Quote every line below exactly as it reads.

----

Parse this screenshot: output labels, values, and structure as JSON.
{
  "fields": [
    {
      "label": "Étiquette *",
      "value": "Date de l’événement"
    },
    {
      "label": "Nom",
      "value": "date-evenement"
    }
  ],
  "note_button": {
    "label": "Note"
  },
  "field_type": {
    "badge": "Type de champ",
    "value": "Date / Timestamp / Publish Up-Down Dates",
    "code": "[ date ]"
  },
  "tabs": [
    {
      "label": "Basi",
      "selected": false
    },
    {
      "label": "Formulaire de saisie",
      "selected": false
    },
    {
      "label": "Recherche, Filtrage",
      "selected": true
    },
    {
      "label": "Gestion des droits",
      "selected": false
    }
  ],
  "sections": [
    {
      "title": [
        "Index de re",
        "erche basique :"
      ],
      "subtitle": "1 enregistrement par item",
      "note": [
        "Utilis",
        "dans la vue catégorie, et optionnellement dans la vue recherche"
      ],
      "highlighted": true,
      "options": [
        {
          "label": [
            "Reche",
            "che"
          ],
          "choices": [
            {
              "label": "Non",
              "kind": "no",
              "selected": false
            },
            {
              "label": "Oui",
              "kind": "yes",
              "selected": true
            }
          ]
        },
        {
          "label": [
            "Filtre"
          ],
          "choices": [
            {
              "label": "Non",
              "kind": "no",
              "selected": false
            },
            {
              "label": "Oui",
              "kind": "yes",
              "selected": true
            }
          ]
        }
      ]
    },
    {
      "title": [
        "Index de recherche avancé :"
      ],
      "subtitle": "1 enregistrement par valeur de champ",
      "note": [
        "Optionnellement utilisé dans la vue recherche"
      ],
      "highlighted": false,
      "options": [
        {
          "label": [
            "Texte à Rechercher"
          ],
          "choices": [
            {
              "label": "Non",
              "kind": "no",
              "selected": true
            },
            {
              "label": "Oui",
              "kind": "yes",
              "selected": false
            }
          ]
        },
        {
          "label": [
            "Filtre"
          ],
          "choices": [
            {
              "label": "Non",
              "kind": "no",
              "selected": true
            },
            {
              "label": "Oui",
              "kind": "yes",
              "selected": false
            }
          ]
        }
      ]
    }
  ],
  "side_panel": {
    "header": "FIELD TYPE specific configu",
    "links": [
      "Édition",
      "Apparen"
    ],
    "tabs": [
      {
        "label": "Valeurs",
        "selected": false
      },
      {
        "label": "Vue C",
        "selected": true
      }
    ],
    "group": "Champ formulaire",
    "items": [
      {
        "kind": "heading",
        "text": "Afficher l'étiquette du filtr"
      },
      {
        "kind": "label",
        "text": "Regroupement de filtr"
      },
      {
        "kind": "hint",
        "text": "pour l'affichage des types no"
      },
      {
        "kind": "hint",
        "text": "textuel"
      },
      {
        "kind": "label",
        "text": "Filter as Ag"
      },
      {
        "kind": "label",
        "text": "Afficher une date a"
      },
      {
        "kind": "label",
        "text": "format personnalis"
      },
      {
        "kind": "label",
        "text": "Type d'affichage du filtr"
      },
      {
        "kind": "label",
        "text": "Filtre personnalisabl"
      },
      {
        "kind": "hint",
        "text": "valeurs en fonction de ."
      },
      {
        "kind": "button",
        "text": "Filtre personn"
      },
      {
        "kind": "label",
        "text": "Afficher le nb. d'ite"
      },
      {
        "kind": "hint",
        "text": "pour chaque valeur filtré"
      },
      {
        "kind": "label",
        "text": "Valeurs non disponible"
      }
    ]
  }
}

----

• _Answer to this exercise_
Parse this screenshot: output labels, values, and structure as JSON.
{
  "fields": [
    {
      "label": "Étiquette *",
      "value": "Date de l’événement"
    },
    {
      "label": "Nom",
      "value": "date-evenement"
    }
  ],
  "note_button": {
    "label": "Note"
  },
  "field_type": {
    "badge": "Type de champ",
    "value": "Date / Timestamp / Publish Up-Down Dates",
    "code": "[ date ]"
  },
  "tabs": [
    {
      "label": "Basi",
      "selected": false
    },
    {
      "label": "Formulaire de saisie",
      "selected": false
    },
    {
      "label": "Recherche, Filtrage",
      "selected": true
    },
    {
      "label": "Gestion des droits",
      "selected": false
    }
  ],
  "sections": [
    {
      "title": [
        "Index de re",
        "erche basique :"
      ],
      "subtitle": "1 enregistrement par item",
      "note": [
        "Utilis",
        "dans la vue catégorie, et optionnellement dans la vue recherche"
      ],
      "highlighted": true,
      "options": [
        {
          "label": [
            "Reche",
            "che"
          ],
          "choices": [
            {
              "label": "Non",
              "kind": "no",
              "selected": false
            },
            {
              "label": "Oui",
              "kind": "yes",
              "selected": true
            }
          ]
        },
        {
          "label": [
            "Filtre"
          ],
          "choices": [
            {
              "label": "Non",
              "kind": "no",
              "selected": false
            },
            {
              "label": "Oui",
              "kind": "yes",
              "selected": true
            }
          ]
        }
      ]
    },
    {
      "title": [
        "Index de recherche avancé :"
      ],
      "subtitle": "1 enregistrement par valeur de champ",
      "note": [
        "Optionnellement utilisé dans la vue recherche"
      ],
      "highlighted": false,
      "options": [
        {
          "label": [
            "Texte à Rechercher"
          ],
          "choices": [
            {
              "label": "Non",
              "kind": "no",
              "selected": true
            },
            {
              "label": "Oui",
              "kind": "yes",
              "selected": false
            }
          ]
        },
        {
          "label": [
            "Filtre"
          ],
          "choices": [
            {
              "label": "Non",
              "kind": "no",
              "selected": true
            },
            {
              "label": "Oui",
              "kind": "yes",
              "selected": false
            }
          ]
        }
      ]
    }
  ],
  "side_panel": {
    "header": "FIELD TYPE specific configu",
    "links": [
      "Édition",
      "Apparen"
    ],
    "tabs": [
      {
        "label": "Valeurs",
        "selected": false
      },
      {
        "label": "Vue C",
        "selected": true
      }
    ],
    "group": "Champ formulaire",
    "items": [
      {
        "kind": "heading",
        "text": "Afficher l'étiquette du filtr"
      },
      {
        "kind": "label",
        "text": "Regroupement de filtr"
      },
      {
        "kind": "hint",
        "text": "pour l'affichage des types no"
      },
      {
        "kind": "hint",
        "text": "textuel"
      },
      {
        "kind": "label",
        "text": "Filter as Ag"
      },
      {
        "kind": "label",
        "text": "Afficher une date a"
      },
      {
        "kind": "label",
        "text": "format personnalis"
      },
      {
        "kind": "label",
        "text": "Type d'affichage du filtr"
      },
      {
        "kind": "label",
        "text": "Filtre personnalisabl"
      },
      {
        "kind": "hint",
        "text": "valeurs en fonction de ."
      },
      {
        "kind": "button",
        "text": "Filtre personn"
      },
      {
        "kind": "label",
        "text": "Afficher le nb. d'ite"
      },
      {
        "kind": "hint",
        "text": "pour chaque valeur filtré"
      },
      {
        "kind": "label",
        "text": "Valeurs non disponible"
      }
    ]
  }
}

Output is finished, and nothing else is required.